== Requirements ==
Find the number of lines below in which the word "true" appears, and write that number only.

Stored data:
-- -- --

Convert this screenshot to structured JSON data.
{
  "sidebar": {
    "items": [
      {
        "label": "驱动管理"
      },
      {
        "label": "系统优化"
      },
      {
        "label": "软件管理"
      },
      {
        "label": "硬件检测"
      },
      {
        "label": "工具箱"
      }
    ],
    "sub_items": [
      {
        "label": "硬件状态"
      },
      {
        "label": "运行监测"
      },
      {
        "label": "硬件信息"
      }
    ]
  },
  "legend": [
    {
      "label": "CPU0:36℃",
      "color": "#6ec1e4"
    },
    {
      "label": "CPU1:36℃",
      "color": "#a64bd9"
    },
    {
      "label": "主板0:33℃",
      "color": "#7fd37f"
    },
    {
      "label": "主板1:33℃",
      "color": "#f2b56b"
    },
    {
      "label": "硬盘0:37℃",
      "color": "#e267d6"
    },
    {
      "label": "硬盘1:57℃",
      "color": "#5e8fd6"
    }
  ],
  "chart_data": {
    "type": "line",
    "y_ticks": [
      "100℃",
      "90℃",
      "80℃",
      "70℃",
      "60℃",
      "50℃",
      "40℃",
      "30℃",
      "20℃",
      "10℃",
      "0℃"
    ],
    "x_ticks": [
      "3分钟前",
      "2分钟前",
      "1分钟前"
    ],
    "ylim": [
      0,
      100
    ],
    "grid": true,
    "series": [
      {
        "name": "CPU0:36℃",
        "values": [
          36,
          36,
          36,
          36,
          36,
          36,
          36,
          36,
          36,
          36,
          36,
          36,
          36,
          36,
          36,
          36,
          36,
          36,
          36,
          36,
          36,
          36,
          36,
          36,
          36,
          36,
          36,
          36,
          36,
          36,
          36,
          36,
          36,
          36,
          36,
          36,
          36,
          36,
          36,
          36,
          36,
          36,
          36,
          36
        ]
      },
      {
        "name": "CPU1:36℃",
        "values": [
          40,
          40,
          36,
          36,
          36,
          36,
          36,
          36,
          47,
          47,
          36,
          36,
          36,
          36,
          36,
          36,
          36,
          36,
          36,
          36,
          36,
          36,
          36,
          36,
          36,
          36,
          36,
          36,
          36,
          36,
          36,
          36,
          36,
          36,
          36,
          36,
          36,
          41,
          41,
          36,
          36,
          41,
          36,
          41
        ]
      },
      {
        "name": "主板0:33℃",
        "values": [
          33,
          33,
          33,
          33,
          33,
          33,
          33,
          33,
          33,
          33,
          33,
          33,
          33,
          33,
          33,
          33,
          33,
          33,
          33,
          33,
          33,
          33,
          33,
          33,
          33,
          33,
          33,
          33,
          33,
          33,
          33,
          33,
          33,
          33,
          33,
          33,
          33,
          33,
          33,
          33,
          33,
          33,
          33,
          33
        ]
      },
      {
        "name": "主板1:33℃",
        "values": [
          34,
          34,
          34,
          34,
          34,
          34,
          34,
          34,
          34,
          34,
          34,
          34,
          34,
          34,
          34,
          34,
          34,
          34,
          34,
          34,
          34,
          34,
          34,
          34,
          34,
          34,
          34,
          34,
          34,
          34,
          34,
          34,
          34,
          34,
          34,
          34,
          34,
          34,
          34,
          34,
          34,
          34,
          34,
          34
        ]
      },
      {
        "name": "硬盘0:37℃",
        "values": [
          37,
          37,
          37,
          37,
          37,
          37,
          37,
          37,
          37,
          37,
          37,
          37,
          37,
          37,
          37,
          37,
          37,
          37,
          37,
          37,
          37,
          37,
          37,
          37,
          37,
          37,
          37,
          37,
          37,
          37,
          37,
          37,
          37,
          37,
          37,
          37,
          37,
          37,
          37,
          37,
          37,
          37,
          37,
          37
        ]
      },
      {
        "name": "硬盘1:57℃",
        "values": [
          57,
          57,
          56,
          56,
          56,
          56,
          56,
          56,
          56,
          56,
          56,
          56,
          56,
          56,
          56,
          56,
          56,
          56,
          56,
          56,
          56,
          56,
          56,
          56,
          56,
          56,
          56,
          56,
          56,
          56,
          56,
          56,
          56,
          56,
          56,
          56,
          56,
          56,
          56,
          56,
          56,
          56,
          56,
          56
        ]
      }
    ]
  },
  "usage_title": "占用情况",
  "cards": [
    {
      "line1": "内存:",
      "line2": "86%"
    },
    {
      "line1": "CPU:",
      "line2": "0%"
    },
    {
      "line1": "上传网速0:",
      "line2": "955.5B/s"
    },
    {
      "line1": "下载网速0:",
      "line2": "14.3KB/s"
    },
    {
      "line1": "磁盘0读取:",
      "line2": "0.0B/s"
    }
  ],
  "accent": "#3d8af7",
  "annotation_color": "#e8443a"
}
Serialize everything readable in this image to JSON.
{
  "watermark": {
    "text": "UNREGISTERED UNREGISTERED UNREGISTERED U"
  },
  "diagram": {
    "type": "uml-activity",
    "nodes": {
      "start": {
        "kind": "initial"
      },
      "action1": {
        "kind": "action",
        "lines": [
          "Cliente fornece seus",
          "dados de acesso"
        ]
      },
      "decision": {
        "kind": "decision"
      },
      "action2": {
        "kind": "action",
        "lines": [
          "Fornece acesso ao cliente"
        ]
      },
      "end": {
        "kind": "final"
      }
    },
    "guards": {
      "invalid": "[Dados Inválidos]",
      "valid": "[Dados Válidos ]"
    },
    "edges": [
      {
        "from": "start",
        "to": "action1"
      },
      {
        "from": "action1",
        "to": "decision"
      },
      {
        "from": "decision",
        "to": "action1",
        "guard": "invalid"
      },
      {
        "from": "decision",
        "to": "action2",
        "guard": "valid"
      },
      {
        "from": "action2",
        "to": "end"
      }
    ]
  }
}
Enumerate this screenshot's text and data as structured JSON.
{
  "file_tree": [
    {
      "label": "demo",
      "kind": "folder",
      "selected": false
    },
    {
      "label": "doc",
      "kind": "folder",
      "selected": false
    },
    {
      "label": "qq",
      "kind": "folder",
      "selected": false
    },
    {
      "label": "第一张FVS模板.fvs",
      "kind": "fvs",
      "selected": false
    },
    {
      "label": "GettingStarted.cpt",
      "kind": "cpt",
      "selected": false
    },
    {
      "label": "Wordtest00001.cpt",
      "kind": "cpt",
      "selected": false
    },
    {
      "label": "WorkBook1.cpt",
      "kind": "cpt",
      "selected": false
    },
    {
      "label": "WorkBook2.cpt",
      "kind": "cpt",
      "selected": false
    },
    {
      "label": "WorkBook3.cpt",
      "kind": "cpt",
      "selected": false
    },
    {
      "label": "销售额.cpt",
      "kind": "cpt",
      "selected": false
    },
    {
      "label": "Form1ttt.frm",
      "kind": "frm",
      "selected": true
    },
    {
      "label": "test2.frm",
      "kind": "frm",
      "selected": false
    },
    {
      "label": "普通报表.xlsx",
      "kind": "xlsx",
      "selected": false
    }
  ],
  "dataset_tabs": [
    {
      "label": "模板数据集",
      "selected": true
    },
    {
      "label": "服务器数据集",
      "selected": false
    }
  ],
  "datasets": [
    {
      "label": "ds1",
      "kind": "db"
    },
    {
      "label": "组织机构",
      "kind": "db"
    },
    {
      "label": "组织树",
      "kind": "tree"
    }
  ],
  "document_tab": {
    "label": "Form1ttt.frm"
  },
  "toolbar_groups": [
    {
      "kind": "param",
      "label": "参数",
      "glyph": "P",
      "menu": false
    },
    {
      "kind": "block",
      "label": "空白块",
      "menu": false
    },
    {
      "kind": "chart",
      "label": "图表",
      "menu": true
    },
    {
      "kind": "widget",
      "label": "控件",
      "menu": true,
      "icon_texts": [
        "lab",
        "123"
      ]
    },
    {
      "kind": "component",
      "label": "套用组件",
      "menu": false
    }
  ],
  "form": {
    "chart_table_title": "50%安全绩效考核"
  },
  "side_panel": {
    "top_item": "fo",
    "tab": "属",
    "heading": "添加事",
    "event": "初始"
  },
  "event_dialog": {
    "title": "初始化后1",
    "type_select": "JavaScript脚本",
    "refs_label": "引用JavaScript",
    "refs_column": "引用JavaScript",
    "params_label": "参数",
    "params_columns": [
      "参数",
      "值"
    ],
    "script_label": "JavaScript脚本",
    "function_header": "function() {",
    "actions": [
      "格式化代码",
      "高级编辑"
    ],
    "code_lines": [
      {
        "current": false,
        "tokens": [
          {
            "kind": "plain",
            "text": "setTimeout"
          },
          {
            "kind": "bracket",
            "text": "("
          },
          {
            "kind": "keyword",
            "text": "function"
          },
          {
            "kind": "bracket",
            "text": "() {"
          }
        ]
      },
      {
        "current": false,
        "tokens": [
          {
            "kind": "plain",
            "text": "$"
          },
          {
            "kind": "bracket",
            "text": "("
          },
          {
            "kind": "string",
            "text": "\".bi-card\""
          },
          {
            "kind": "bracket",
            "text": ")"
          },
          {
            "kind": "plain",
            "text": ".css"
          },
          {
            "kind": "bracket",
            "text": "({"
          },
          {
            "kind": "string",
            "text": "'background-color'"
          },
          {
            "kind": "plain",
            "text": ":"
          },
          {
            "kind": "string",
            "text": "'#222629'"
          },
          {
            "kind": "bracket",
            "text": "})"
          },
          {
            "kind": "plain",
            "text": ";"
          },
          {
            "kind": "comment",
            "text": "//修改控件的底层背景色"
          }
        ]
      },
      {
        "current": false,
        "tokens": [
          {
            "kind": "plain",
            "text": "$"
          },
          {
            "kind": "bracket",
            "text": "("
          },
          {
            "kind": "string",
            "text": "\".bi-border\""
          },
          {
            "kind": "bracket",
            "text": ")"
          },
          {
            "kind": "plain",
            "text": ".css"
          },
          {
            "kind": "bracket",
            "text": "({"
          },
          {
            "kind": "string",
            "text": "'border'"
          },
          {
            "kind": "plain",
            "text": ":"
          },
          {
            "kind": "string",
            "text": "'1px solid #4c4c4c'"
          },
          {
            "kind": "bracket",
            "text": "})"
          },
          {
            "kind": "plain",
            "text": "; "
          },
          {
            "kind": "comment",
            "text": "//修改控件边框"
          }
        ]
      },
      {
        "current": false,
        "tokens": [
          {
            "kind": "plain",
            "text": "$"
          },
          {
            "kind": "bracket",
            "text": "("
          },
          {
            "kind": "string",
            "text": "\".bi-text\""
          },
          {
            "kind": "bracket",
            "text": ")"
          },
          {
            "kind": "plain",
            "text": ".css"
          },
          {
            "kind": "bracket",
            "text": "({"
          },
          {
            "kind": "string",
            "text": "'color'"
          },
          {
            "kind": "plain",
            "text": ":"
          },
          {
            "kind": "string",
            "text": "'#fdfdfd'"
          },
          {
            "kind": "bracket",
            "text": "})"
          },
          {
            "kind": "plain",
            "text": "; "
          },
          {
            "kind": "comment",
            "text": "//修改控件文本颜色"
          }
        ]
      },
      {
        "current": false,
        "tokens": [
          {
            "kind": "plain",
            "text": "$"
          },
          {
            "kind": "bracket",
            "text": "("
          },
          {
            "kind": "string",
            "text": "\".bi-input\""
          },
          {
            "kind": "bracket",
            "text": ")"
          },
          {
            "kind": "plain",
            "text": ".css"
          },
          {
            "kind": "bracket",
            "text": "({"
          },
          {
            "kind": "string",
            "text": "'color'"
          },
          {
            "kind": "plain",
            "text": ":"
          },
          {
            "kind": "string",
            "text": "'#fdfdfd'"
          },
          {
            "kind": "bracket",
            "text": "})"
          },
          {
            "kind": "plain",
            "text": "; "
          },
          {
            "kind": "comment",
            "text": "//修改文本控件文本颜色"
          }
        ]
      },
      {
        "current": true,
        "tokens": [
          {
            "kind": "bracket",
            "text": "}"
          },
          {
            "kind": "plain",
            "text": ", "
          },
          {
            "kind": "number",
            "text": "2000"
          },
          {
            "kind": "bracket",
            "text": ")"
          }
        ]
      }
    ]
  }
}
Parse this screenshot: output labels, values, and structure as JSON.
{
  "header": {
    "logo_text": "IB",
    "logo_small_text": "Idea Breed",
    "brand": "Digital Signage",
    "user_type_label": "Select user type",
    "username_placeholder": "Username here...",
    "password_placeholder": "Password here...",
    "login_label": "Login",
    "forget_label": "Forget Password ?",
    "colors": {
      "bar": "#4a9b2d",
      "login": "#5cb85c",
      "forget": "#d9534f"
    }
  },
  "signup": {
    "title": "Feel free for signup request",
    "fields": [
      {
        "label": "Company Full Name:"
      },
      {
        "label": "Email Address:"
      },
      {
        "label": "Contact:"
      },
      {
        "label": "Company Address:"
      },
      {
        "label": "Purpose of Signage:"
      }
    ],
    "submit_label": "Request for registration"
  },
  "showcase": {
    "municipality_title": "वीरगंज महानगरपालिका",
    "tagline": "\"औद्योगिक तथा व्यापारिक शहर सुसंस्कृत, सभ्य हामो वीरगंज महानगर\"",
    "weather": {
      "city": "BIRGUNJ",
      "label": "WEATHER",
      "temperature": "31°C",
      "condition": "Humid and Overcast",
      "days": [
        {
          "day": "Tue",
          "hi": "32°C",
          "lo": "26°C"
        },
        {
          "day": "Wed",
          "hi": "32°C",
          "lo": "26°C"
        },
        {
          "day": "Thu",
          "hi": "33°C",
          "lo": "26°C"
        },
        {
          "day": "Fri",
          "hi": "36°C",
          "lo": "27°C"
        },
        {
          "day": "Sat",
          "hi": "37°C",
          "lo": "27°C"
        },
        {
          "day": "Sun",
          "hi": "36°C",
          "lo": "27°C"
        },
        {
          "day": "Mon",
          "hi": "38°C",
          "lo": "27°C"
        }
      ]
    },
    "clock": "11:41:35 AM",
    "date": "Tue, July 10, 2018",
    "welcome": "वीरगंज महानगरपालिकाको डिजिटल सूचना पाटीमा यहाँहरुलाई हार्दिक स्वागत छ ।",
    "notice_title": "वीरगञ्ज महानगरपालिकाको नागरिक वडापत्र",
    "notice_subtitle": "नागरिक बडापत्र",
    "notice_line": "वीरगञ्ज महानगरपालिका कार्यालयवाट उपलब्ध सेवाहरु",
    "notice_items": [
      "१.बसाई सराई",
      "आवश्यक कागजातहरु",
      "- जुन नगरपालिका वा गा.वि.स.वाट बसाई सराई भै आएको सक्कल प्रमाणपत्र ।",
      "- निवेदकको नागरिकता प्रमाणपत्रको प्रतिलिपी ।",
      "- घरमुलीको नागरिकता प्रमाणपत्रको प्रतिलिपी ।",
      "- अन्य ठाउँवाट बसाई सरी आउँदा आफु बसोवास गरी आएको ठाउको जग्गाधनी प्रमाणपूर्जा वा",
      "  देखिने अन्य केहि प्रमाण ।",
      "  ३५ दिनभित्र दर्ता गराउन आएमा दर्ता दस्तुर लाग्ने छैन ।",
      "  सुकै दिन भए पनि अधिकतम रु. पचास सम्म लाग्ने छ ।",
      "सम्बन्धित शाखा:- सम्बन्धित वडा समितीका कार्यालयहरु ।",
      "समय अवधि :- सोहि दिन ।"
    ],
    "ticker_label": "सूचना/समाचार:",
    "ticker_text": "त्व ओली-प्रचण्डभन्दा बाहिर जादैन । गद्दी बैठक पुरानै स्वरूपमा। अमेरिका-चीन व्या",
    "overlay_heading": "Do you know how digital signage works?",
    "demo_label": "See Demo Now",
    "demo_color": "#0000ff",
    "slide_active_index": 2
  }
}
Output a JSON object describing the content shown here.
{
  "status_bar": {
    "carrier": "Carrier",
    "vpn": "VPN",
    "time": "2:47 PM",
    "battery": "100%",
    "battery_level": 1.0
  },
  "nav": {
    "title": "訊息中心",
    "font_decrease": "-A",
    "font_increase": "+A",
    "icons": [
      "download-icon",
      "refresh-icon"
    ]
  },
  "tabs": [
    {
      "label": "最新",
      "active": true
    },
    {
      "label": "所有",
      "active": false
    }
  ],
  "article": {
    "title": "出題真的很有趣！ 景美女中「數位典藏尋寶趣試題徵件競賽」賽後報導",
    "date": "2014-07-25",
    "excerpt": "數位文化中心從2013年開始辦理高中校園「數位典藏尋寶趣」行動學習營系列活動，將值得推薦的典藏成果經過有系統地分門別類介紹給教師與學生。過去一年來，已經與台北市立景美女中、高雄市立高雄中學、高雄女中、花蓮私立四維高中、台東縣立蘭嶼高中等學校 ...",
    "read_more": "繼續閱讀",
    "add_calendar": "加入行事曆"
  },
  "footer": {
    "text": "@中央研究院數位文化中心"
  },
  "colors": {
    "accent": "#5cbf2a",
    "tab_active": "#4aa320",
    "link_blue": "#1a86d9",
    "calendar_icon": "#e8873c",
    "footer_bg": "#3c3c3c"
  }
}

-- -- --

== Exercise solution ==
7